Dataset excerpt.

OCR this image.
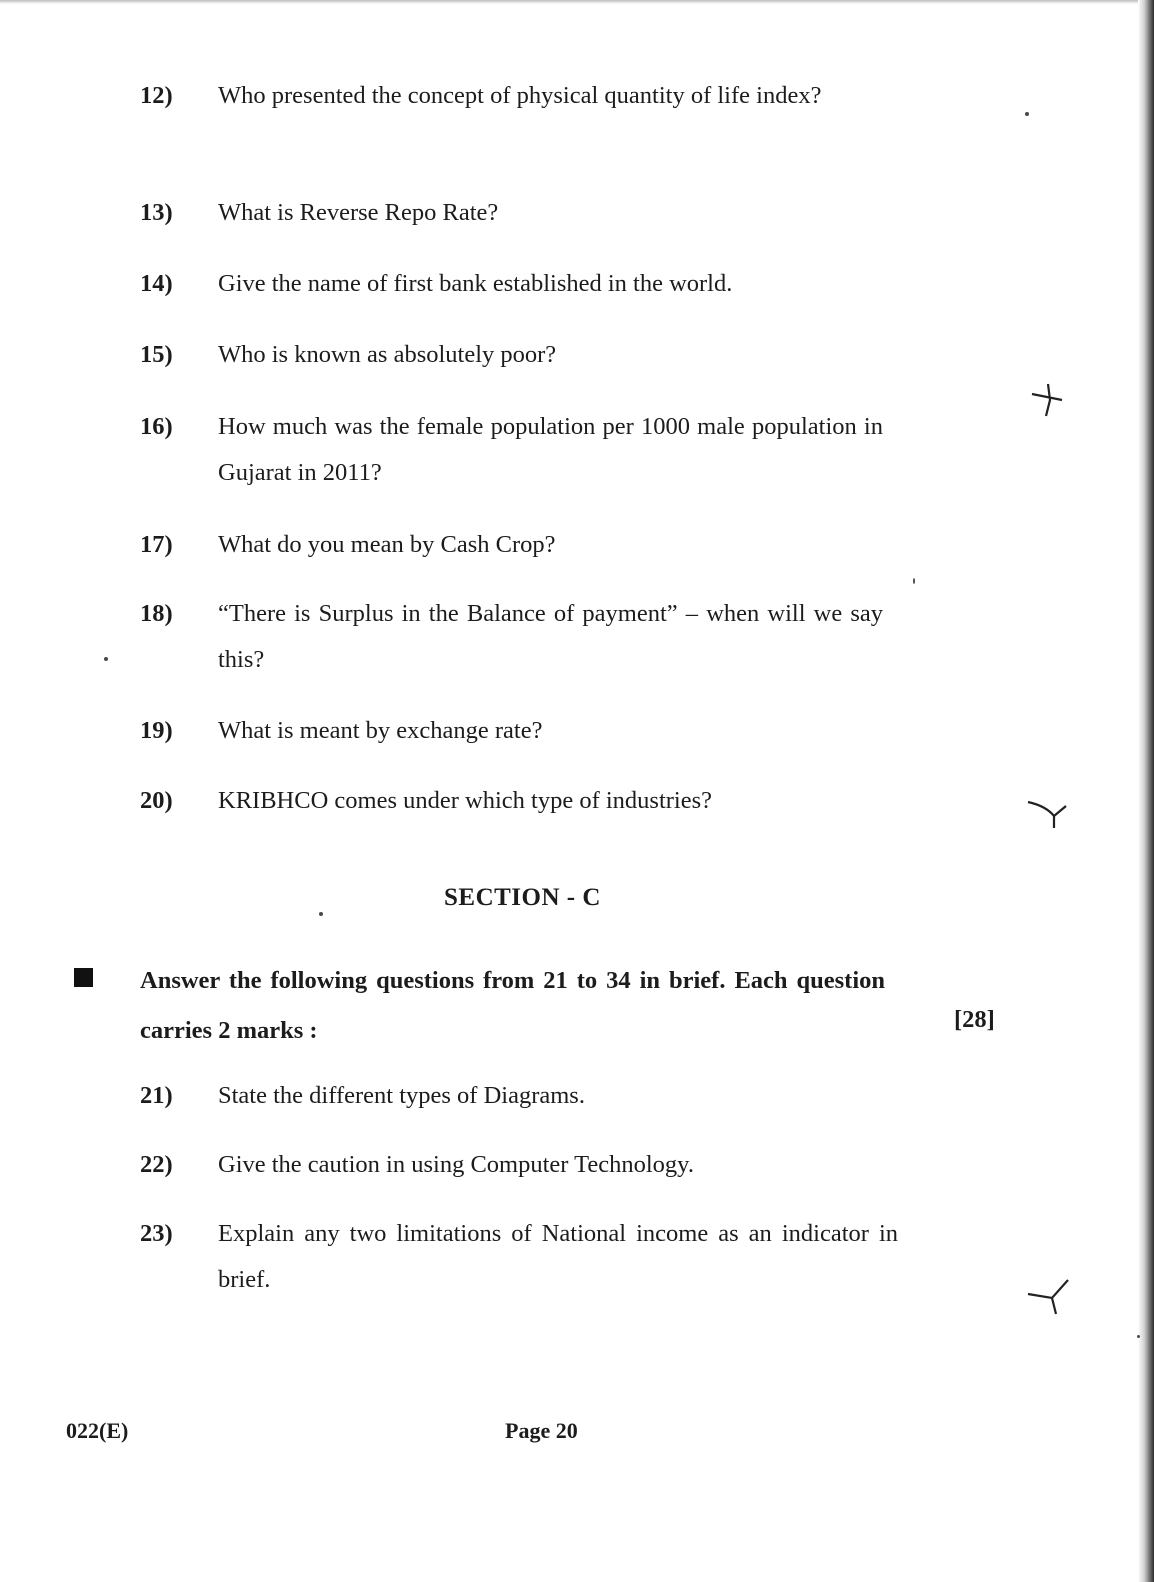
12) Who presented the concept of physical quantity of life index?
13) What is Reverse Repo Rate?
14) Give the name of first bank established in the world.
15) Who is known as absolutely poor?
16) How much was the female population per 1000 male population in Gujarat in 2011?
17) What do you mean by Cash Crop?
18) “There is Surplus in the Balance of payment” – when will we say this?
19) What is meant by exchange rate?
20) KRIBHCO comes under which type of industries?
SECTION - C
Answer the following questions from 21 to 34 in brief. Each question carries 2 marks :	[28]
21) State the different types of Diagrams.
22) Give the caution in using Computer Technology.
23) Explain any two limitations of National income as an indicator in brief.
022(E)	Page 20
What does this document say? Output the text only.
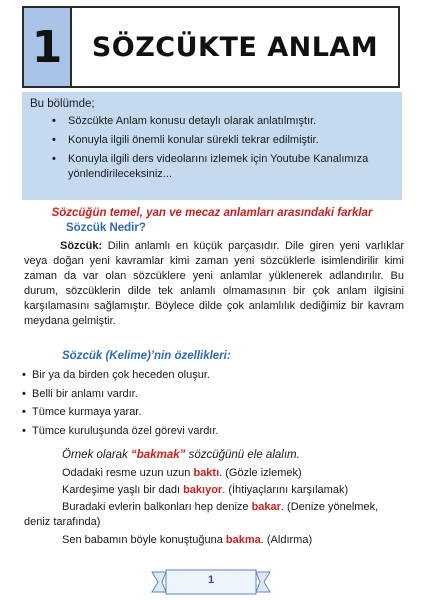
1 SÖZCÜKTE ANLAM
Bu bölümde;
• Sözcükte Anlam konusu detaylı olarak anlatılmıştır.
• Konuyla ilgili önemli konular sürekli tekrar edilmiştir.
• Konuyla ilgili ders videolarını izlemek için Youtube Kanalımıza yönlendirileceksiniz...
Sözcüğün temel, yan ve mecaz anlamları arasındaki farklar
Sözcük Nedir?

Sözcük: Dilin anlamlı en küçük parçasıdır. Dile giren yeni varlıklar veya doğan yeni kavramlar kimi zaman yeni sözcüklerle isimlendirilir kimi zaman da var olan sözcüklere yeni anlamlar yüklenerek adlandırılır. Bu durum, sözcüklerin dilde tek anlamlı olmamasının bir çok anlam ilgisini karşılamasını sağlamıştır. Böylece dilde çok anlamlılık dediğimiz bir kavram meydana gelmiştir.

Sözcük (Kelime)’nin özellikleri:
• Bir ya da birden çok heceden oluşur.
• Belli bir anlamı vardır.
• Tümce kurmaya yarar.
• Tümce kuruluşunda özel görevi vardır.
Örnek olarak “bakmak” sözcüğünü ele alalım.
Odadaki resme uzun uzun baktı. (Gözle izlemek)
Kardeşime yaşlı bir dadı bakıyor. (İhtiyaçlarını karşılamak)
Buradaki evlerin balkonları hep denize bakar. (Denize yönelmek,
deniz tarafında)
Sen babamın böyle konuştuğuna bakma. (Aldırma)
1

What to produce.
Output every entry word for word, but omit the pictures.

Solution to this task.
OCR this image.
12) Who presented the concept of physical quantity of life index?
13) What is Reverse Repo Rate?
14) Give the name of first bank established in the world.
15) Who is known as absolutely poor?
16) How much was the female population per 1000 male population in Gujarat in 2011?
17) What do you mean by Cash Crop?
18) “There is Surplus in the Balance of payment” – when will we say this?
19) What is meant by exchange rate?
20) KRIBHCO comes under which type of industries?
SECTION - C
Answer the following questions from 21 to 34 in brief. Each question carries 2 marks :	[28]
21) State the different types of Diagrams.
22) Give the caution in using Computer Technology.
23) Explain any two limitations of National income as an indicator in brief.
022(E)	Page 20
What does this document say? Output the text only.
1 SÖZCÜKTE ANLAM
Bu bölümde;
• Sözcükte Anlam konusu detaylı olarak anlatılmıştır.
• Konuyla ilgili önemli konular sürekli tekrar edilmiştir.
• Konuyla ilgili ders videolarını izlemek için Youtube Kanalımıza yönlendirileceksiniz...
Sözcüğün temel, yan ve mecaz anlamları arasındaki farklar
Sözcük Nedir?

Sözcük: Dilin anlamlı en küçük parçasıdır. Dile giren yeni varlıklar veya doğan yeni kavramlar kimi zaman yeni sözcüklerle isimlendirilir kimi zaman da var olan sözcüklere yeni anlamlar yüklenerek adlandırılır. Bu durum, sözcüklerin dilde tek anlamlı olmamasının bir çok anlam ilgisini karşılamasını sağlamıştır. Böylece dilde çok anlamlılık dediğimiz bir kavram meydana gelmiştir.

Sözcük (Kelime)’nin özellikleri:
• Bir ya da birden çok heceden oluşur.
• Belli bir anlamı vardır.
• Tümce kurmaya yarar.
• Tümce kuruluşunda özel görevi vardır.
Örnek olarak “bakmak” sözcüğünü ele alalım.
Odadaki resme uzun uzun baktı. (Gözle izlemek)
Kardeşime yaşlı bir dadı bakıyor. (İhtiyaçlarını karşılamak)
Buradaki evlerin balkonları hep denize bakar. (Denize yönelmek,
deniz tarafında)
Sen babamın böyle konuştuğuna bakma. (Aldırma)
1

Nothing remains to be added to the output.